| INPUT RECORDS |
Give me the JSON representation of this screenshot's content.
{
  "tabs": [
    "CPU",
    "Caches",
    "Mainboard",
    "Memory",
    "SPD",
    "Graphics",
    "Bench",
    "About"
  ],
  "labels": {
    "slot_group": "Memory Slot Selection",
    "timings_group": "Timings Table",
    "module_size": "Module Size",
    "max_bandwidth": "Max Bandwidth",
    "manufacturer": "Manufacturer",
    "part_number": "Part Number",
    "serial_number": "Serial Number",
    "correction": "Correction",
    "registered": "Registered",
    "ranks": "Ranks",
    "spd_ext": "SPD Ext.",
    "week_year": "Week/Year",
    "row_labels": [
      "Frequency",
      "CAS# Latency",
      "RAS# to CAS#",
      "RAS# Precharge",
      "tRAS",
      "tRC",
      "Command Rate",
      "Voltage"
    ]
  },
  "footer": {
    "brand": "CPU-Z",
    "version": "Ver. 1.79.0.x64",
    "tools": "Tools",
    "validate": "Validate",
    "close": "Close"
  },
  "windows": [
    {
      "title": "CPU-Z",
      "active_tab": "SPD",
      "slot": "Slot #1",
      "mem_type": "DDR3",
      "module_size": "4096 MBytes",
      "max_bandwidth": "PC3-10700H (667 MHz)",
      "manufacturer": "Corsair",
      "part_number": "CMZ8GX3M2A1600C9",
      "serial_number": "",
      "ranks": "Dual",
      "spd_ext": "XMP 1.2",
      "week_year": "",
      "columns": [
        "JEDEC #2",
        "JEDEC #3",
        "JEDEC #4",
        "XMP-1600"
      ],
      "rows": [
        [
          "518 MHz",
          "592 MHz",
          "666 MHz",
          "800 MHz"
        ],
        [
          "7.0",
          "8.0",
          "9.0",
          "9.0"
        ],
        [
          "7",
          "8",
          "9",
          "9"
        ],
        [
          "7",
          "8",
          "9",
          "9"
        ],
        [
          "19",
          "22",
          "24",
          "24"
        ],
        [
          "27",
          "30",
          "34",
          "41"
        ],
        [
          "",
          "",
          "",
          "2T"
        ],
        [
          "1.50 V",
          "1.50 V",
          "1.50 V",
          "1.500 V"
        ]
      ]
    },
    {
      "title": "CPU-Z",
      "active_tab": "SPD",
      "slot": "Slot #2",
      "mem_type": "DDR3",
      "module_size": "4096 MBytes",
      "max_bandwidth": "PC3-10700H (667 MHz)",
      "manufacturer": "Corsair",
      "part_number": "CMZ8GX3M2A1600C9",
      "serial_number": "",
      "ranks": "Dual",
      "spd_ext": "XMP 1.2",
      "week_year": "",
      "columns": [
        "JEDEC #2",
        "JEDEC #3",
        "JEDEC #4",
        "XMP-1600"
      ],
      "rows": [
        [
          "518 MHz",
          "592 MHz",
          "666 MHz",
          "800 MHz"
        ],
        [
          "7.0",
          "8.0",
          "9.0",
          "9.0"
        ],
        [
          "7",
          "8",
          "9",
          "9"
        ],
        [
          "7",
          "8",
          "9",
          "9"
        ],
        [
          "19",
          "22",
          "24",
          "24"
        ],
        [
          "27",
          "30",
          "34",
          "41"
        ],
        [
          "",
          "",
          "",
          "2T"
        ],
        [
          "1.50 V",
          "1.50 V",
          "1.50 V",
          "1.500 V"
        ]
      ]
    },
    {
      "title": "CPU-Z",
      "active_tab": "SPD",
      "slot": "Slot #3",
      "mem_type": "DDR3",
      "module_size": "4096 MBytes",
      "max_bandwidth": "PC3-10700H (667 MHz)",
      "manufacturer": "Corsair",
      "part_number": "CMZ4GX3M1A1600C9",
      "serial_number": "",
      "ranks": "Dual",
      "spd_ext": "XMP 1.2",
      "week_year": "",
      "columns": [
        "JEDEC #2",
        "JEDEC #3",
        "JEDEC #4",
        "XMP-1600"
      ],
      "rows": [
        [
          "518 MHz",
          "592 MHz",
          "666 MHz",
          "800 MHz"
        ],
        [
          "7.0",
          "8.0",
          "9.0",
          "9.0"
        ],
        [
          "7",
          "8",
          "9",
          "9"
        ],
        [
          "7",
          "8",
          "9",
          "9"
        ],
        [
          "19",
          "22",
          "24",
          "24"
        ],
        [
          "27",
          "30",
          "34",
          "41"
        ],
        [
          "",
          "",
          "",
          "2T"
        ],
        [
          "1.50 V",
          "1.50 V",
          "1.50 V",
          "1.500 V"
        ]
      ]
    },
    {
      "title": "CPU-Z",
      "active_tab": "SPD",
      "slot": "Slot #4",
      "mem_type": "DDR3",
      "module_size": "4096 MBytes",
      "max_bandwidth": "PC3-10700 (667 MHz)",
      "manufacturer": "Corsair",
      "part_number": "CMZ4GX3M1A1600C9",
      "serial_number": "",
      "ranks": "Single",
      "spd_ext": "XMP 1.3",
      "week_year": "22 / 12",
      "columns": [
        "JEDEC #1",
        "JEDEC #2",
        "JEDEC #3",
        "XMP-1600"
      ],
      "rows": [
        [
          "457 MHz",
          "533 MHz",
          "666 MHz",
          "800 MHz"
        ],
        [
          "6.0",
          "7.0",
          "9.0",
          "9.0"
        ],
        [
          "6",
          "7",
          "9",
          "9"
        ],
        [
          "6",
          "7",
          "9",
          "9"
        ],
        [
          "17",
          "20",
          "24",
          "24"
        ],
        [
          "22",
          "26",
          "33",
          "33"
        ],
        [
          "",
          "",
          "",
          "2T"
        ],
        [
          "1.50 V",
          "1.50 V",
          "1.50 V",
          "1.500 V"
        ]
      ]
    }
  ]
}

| EXERCISE GOAL |
In the material above, find each line that contains the word "Memory", and select it.

| RIGHT ANSWER |
    "Memory",
    "slot_group": "Memory Slot Selection",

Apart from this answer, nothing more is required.